▶ [TASK] Identify all lines in the listing that include the word "الآية", and copy them out.

═══ DATA IN THIS EXERCISE ═══

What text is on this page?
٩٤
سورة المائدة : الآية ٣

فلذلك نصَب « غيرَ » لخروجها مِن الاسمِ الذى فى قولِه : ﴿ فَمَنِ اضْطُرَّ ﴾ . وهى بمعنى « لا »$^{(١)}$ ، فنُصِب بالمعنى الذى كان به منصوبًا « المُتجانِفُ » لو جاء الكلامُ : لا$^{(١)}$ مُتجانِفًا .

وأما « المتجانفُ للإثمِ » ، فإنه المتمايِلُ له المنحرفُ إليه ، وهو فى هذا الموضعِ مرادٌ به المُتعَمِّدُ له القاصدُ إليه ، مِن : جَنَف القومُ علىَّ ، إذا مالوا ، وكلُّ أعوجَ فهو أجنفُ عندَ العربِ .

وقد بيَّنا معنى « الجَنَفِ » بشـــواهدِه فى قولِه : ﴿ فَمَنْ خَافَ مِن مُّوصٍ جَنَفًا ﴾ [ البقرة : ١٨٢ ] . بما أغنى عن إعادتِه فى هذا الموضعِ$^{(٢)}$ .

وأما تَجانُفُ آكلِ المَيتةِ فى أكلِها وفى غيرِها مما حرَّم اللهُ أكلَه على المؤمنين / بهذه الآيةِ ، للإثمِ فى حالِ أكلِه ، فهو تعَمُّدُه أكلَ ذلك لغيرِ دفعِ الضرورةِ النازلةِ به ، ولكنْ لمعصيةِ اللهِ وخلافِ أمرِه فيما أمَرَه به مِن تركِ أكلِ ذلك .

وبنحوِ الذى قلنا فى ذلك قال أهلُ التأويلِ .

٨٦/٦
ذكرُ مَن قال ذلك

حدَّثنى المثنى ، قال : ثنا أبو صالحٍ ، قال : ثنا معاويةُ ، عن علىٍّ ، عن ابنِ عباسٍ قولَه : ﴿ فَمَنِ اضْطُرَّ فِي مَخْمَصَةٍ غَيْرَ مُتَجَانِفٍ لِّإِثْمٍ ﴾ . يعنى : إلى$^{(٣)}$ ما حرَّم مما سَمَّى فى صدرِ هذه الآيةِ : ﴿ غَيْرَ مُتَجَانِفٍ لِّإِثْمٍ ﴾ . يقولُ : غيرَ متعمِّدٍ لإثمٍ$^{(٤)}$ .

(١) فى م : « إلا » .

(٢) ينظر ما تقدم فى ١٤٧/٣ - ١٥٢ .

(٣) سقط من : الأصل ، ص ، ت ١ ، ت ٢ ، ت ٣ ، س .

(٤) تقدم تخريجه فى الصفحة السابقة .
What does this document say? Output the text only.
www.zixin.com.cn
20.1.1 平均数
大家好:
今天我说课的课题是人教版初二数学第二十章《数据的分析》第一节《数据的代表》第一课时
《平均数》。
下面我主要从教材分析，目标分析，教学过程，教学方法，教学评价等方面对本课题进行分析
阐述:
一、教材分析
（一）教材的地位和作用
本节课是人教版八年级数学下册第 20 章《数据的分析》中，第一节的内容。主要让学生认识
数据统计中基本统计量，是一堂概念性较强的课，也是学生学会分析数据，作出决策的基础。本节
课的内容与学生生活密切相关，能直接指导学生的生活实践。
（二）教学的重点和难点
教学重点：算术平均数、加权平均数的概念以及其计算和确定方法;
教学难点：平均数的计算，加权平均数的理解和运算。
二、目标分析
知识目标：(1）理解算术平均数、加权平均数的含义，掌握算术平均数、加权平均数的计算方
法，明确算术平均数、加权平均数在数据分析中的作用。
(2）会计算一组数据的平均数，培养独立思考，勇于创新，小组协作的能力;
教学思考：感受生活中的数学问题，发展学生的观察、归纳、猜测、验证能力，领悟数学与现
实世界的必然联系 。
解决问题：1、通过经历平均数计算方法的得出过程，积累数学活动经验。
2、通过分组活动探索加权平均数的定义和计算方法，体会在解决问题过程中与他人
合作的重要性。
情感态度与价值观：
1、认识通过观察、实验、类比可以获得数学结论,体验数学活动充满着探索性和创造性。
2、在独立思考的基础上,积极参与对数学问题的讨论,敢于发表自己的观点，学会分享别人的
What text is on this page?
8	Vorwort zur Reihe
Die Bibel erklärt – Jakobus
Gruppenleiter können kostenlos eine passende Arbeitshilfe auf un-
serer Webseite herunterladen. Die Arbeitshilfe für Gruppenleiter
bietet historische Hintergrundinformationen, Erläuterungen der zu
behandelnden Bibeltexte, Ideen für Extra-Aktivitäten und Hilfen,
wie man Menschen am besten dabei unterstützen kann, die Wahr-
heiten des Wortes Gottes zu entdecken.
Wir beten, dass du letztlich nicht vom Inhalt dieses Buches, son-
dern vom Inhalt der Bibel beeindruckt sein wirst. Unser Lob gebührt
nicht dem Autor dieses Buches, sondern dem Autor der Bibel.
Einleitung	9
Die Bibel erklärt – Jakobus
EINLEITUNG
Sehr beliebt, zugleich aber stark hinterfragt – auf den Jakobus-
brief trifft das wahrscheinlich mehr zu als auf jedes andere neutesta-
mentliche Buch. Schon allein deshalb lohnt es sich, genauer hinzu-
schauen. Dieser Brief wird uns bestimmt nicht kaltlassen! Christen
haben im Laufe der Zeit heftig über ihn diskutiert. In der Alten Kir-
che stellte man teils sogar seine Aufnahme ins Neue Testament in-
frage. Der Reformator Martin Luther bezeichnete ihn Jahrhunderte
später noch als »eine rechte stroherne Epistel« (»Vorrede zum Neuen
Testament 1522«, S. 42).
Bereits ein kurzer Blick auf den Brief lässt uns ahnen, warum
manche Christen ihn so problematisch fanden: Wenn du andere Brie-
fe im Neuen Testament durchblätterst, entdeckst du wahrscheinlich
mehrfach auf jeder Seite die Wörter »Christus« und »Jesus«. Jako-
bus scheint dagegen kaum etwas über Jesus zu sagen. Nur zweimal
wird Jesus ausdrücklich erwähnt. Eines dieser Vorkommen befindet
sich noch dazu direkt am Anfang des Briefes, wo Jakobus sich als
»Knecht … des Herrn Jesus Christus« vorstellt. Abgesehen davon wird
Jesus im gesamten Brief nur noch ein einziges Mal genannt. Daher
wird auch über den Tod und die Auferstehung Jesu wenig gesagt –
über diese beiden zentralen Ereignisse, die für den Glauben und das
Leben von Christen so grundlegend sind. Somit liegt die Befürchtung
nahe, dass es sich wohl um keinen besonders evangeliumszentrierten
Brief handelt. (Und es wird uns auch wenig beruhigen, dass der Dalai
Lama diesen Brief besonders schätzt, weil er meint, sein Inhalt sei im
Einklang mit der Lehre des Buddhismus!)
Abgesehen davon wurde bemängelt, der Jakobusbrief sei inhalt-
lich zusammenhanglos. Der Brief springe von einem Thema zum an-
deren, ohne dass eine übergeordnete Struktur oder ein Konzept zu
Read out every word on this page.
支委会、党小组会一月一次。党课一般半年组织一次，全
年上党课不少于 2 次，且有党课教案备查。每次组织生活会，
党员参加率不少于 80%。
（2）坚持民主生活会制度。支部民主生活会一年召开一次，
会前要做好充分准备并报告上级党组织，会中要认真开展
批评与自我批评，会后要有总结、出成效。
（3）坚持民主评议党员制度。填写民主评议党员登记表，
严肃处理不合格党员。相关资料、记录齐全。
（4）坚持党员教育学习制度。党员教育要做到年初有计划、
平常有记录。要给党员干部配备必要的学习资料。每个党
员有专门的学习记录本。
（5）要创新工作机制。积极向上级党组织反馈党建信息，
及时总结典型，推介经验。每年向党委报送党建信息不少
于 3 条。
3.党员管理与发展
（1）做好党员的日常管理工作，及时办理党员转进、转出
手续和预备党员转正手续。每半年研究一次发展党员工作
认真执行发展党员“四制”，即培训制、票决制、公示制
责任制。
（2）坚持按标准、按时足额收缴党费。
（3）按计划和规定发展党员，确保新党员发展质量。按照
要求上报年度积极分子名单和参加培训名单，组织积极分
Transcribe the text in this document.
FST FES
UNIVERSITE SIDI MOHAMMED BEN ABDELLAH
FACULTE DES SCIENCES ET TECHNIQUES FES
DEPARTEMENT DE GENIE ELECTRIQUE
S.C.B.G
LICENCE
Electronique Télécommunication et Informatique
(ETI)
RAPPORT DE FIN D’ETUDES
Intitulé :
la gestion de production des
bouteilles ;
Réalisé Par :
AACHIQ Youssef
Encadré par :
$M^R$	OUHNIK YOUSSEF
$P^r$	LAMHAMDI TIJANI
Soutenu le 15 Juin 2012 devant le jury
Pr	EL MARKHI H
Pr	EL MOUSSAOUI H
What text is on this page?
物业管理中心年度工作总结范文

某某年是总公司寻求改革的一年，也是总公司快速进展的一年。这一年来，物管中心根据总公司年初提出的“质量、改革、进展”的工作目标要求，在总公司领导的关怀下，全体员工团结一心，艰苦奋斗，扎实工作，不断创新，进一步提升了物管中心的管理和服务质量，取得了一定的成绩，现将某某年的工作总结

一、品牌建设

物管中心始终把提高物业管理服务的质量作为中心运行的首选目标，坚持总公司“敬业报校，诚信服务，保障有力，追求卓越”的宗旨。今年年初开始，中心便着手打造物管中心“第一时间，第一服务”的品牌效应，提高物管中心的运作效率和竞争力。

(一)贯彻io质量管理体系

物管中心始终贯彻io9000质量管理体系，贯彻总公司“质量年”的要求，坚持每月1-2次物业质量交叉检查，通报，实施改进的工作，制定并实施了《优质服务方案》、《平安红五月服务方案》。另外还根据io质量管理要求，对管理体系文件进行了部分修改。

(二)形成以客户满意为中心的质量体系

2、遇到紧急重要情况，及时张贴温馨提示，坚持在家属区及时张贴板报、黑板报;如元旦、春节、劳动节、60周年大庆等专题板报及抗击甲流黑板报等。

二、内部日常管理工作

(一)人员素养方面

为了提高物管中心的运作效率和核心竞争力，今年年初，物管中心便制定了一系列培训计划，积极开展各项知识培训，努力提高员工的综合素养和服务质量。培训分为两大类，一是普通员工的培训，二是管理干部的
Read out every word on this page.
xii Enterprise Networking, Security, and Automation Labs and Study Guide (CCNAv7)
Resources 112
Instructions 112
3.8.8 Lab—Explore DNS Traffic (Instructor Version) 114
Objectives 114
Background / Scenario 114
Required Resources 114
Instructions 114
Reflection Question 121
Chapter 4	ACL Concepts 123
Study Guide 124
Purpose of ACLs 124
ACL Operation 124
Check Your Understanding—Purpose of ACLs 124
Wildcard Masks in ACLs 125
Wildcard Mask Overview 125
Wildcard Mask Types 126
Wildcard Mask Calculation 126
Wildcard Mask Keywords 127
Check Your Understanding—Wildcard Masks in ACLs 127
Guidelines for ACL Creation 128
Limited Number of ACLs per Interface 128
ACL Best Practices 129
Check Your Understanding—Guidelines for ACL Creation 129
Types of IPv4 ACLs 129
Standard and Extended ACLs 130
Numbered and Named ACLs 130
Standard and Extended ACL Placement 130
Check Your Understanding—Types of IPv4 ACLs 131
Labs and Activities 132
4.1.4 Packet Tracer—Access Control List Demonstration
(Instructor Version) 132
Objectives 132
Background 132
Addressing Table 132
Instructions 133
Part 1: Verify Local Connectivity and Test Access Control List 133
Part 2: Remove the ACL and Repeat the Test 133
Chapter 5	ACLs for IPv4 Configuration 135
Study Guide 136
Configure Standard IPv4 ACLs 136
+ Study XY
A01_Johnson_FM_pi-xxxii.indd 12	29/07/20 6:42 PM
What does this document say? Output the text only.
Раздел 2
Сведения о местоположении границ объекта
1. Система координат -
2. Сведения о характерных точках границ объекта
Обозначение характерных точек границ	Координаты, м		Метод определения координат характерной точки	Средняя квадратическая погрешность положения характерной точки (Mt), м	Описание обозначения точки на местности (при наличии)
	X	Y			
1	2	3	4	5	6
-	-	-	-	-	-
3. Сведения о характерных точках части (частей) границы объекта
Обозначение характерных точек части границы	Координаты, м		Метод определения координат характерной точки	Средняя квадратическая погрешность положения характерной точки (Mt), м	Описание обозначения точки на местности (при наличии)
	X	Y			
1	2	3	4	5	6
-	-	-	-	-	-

═══

▶ [RESULT OF THIS EXERCISE]
سورة المائدة : الآية ٣
وأما تَجانُفُ آكلِ المَيتةِ فى أكلِها وفى غيرِها مما حرَّم اللهُ أكلَه على المؤمنين / بهذه الآيةِ ، للإثمِ فى حالِ أكلِه ، فهو تعَمُّدُه أكلَ ذلك لغيرِ دفعِ الضرورةِ النازلةِ به ، ولكنْ لمعصيةِ اللهِ وخلافِ أمرِه فيما أمَرَه به مِن تركِ أكلِ ذلك .
حدَّثنى المثنى ، قال : ثنا أبو صالحٍ ، قال : ثنا معاويةُ ، عن علىٍّ ، عن ابنِ عباسٍ قولَه : ﴿ فَمَنِ اضْطُرَّ فِي مَخْمَصَةٍ غَيْرَ مُتَجَانِفٍ لِّإِثْمٍ ﴾ . يعنى : إلى$^{(٣)}$ ما حرَّم مما سَمَّى فى صدرِ هذه الآيةِ : ﴿ غَيْرَ مُتَجَانِفٍ لِّإِثْمٍ ﴾ . يقولُ : غيرَ متعمِّدٍ لإثمٍ$^{(٤)}$ .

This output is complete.